Prolongue o texto sobre o porto de Santa Iria a partir da sua última frase.

• [Excerto selecionado]:
◆ ◆ ◆ ◆ ◆

Porto de Santa Iria - I

Caixa Introdutória

A meio da pesquisa e escrita do 2.º Volume da Biografia da Ribeira Grande, dedicado ao Nascimento da Cidade, pretendo abordar neste jornal o aeródromo de Santana e o porto de Santa Iria. As questões à volta do aeródromo da Ilha de São Miguel em Santana, a três quilómetros a poente da Ribeira Grande, e a decisão de o transferir para Ponta Delgada, e do porto de Santa Iria, a cerca de dois quilómetros a nascente, da Ribeira Grande, e a decisão de apostar unicamente no porto artificial de Ponta Delgada, em vez de, como ficara acordado, construir uma alternativa/complemento a Norte da Ilha, são pontos essenciais para perceber quem manda na ilha de S. Miguel, logo que tipo de cidade é a Ribeira Grande.

◆ ◆ ◆ ◆ ◆

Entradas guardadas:
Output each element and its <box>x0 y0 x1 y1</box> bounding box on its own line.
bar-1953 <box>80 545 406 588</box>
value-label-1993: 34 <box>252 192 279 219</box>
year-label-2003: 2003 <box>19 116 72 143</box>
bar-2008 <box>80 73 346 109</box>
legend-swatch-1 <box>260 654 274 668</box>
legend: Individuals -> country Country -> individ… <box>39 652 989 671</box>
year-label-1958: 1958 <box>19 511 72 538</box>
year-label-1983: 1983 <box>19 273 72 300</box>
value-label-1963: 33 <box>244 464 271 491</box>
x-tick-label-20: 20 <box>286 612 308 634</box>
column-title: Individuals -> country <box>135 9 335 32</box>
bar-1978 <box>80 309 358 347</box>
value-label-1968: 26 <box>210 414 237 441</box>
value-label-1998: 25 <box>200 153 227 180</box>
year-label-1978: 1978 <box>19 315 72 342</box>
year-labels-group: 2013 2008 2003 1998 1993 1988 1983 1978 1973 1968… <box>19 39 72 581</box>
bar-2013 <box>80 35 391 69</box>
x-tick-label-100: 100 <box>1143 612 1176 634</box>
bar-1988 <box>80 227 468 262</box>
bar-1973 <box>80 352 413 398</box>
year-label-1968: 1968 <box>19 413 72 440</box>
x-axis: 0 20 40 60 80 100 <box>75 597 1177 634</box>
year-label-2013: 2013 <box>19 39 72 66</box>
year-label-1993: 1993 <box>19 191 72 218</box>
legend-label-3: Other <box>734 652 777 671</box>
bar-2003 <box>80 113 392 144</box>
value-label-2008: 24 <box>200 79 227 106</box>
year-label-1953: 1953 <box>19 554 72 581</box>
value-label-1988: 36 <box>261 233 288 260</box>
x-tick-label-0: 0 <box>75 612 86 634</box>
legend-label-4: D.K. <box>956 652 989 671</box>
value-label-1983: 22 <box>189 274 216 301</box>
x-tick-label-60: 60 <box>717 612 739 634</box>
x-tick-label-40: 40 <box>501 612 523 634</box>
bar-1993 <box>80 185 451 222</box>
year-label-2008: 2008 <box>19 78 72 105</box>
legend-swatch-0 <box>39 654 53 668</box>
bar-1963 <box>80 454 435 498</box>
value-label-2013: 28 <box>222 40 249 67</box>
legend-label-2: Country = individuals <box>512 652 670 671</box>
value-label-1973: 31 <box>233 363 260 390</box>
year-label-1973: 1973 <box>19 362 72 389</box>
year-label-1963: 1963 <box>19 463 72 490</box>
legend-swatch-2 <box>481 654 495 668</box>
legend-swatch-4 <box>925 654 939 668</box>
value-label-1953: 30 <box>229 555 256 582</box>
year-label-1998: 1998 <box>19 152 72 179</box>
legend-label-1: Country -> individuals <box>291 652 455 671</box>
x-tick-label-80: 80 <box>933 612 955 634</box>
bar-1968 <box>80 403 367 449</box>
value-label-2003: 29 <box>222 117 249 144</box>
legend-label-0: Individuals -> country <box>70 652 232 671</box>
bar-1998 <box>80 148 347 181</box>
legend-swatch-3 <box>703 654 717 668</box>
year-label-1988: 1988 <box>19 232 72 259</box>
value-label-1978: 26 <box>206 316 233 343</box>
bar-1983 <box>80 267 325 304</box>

◆ ◆ ◆ ◆ ◆

• [Resultado a seguir]:
Se não se cansarem do que escrevo, se o jornal continuar a permitir a minha colaboração e eu, entretanto, não tiver outra ocupação, gostaria também de aproveitar a oportunidade para partilhar neste jornal dois trabalhos não apenas ligados ao trabalho do 2.º volume mas igualmente à feitura de dois catálogos destinados ao uso dos utentes do Arquivo e da Biblioteca Municipal Daniel de Sá: ‘Jornais e jornalistas da Ribeira Grande (da origem ao presente),’ como apresentação do catálogo da Hemeroteca Municipal e ‘Fotógrafos e estúdios fotográficos (da origem ao presente), destinado ao Catálogo da Imagoteca Municipal. Só para aguçar a curiosidade aqui vão algumas dicas. Se se disser que a seguir de Angra e de Ponta Delgada, a Ribeira Grande teve o seu primeiro jornal? Que o primeiro director do Açoriano Oriental, residente e casado na Ribeira Grande, fundou o segundo jornal da Ribeira Grande? E que a primeira colaboração de Teófilo de Braga saiu num jornal da Ribeira Grande? Ou que há fotógrafos e estúdios fotográficos na Ribeira Grande muito próximos da sua implantação em Ponta Delgada?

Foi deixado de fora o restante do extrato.